** Opening Page text block **
Share your dilemmas and get honest opinions from other Mumsnetters.

To ask how you'd feel if your midwife asked you this question?

240 replies

SeattleGraceMercyDeath · 13/09/2014 05:25

I'm a midwife at a large unit currently going for BFI status and we have been instructed to ask all women regardless of their stated intentions if they want to give their baby a breastfeed.

So even if a woman comes in very clear in their mind that they want to bottle fees and for whatever reason they don't want to breastfeed we have to ignore that and ask them if they will offer a breastfeed instead.

I have had a heated debate with the breastfeeding coordinator as I refuse to do it as I feel it will undermine my relationship with the bottle feeding women I look after.

So if you have made the decision to bottlefeed how would you feel if your midwife ignored that information and instead asked you to give your baby a first breastfeed, would you as the coordinator feels, think that you might have your mind changed or would you think 'that midwife hasn't listened to a word I say' and feel under pressure or made to feel guilty.

I'm prepared to have my mind changed but it just feels so wrong to me!
** Closing Page text block **
** Opening Records provided block **
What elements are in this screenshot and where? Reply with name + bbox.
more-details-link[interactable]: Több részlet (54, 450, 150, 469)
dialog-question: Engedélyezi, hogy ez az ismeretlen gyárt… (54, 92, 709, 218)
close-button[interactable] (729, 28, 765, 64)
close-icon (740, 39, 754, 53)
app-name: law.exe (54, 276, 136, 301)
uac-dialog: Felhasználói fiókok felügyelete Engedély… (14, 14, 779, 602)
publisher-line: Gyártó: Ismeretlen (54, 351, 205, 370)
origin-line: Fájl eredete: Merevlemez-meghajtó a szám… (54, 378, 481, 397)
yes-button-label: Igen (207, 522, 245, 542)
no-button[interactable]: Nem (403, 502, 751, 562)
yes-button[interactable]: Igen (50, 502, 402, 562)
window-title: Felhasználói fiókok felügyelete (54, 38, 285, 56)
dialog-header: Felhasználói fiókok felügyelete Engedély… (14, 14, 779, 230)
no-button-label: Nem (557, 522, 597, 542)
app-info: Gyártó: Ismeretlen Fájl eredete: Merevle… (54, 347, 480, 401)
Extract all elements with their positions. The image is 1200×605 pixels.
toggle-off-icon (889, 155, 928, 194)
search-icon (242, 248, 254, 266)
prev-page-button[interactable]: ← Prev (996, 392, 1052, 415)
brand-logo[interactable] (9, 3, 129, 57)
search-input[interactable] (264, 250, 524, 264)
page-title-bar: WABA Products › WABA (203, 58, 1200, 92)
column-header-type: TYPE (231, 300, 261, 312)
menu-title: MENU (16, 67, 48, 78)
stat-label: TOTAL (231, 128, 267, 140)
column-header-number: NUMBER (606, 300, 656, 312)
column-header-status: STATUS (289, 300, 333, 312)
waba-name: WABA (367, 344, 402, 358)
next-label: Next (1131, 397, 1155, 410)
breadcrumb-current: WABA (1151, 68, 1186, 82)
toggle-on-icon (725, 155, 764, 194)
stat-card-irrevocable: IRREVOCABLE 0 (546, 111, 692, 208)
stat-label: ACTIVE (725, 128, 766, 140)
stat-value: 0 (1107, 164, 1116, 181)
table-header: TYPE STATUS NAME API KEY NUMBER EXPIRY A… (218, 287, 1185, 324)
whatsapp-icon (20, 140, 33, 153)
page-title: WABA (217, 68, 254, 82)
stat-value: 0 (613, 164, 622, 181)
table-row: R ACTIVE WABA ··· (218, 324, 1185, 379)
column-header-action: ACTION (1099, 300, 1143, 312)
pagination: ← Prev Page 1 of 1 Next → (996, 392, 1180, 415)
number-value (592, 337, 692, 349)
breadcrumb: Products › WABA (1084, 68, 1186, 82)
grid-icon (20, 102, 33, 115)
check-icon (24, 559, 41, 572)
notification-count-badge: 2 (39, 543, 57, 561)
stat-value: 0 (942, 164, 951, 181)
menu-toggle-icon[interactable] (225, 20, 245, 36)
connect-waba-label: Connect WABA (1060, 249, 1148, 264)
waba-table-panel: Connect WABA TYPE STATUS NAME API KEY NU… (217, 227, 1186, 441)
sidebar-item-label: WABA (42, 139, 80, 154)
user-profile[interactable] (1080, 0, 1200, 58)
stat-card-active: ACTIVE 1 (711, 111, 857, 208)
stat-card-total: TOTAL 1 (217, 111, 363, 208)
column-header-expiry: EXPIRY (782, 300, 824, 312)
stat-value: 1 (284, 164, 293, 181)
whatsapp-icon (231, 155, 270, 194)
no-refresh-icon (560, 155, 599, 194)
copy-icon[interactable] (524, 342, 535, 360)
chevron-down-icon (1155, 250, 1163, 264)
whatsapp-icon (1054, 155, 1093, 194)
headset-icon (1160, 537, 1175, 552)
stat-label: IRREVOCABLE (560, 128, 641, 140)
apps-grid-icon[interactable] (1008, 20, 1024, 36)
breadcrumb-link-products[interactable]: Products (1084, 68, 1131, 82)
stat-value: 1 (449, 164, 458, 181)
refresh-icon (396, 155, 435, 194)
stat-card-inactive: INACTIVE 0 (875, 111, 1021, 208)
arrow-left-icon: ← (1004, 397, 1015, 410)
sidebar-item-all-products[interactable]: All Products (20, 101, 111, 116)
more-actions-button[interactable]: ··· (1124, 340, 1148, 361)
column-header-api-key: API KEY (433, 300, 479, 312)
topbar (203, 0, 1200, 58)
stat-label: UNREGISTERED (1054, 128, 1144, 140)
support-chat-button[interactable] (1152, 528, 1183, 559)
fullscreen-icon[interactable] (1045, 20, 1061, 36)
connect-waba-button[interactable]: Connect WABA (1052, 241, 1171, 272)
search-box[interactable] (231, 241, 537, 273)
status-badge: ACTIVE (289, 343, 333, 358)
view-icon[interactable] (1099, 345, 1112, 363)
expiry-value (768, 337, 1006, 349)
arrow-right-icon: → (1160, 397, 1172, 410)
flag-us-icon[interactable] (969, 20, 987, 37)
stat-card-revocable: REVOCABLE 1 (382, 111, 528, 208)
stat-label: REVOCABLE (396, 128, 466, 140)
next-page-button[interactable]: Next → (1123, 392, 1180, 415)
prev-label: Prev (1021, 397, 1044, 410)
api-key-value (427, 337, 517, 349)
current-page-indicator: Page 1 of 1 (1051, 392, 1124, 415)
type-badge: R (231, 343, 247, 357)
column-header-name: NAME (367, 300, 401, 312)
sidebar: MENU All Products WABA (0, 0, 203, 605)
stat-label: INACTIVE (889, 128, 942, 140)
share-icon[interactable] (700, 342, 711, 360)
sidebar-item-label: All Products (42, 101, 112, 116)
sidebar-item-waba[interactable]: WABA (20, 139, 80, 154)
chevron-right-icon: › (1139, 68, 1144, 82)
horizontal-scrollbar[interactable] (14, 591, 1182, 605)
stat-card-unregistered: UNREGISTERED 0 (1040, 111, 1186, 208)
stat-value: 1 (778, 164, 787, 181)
** Closing Records provided block **
Description of the task:
Set down word for word the stretch of the midwife's forum post from "I'm a midwife" through "I look after.".

Your solution:
I'm a midwife at a large unit currently going for BFI status and we have been instructed to ask all women regardless of their stated intentions if they want to give their baby a breastfeed.

So even if a woman comes in very clear in their mind that they want to bottle fees and for whatever reason they don't want to breastfeed we have to ignore that and ask them if they will offer a breastfeed instead.

I have had a heated debate with the breastfeeding coordinator as I refuse to do it as I feel it will undermine my relationship with the bottle feeding women I look after.